__EXERCISE INSTRUCTIONS__:
Count every line in the entries that contains "Much". Report that count alone.
— Start ENTRIES SHOWN —
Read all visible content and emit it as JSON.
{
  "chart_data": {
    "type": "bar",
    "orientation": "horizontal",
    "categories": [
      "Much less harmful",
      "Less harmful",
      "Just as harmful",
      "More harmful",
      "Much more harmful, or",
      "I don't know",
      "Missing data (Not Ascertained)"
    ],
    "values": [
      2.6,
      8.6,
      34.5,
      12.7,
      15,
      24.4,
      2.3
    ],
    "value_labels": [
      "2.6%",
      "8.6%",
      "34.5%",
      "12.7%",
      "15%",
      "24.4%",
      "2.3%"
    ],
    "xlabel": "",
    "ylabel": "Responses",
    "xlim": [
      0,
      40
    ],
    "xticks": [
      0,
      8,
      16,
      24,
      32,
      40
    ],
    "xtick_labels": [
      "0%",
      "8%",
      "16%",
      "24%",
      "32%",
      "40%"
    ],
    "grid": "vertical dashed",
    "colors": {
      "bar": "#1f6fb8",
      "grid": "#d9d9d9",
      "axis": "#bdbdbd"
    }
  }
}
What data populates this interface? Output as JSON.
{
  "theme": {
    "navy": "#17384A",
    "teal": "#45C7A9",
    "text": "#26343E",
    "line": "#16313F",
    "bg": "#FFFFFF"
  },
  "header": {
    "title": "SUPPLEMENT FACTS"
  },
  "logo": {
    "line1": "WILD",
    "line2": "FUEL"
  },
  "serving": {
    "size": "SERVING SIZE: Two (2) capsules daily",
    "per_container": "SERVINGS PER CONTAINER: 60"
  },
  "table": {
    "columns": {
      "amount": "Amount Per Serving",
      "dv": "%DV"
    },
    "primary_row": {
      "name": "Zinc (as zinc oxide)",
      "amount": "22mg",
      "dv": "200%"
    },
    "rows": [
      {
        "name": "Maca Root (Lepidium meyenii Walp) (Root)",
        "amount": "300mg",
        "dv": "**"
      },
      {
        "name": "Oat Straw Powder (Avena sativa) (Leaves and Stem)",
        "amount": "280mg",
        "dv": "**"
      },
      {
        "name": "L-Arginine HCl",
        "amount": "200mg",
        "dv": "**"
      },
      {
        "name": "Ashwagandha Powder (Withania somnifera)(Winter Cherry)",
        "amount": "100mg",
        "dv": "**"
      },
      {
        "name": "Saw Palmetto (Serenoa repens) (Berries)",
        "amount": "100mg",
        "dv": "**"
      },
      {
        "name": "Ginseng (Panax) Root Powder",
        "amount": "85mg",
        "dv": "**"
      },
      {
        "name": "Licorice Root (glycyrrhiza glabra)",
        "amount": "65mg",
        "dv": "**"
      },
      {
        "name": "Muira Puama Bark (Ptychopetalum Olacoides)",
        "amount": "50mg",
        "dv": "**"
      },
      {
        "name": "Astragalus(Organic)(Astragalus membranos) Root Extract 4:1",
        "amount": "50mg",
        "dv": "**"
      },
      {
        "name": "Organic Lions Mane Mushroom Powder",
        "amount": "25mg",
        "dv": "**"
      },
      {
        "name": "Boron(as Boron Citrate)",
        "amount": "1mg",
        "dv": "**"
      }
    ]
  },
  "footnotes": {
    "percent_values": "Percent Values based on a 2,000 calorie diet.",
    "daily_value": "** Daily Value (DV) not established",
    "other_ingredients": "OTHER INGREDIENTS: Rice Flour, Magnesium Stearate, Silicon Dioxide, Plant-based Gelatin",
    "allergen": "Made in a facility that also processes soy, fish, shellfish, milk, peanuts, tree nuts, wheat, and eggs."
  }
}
— End ENTRIES SHOWN —
__RESPONSE TO THE EXERCISE__:
2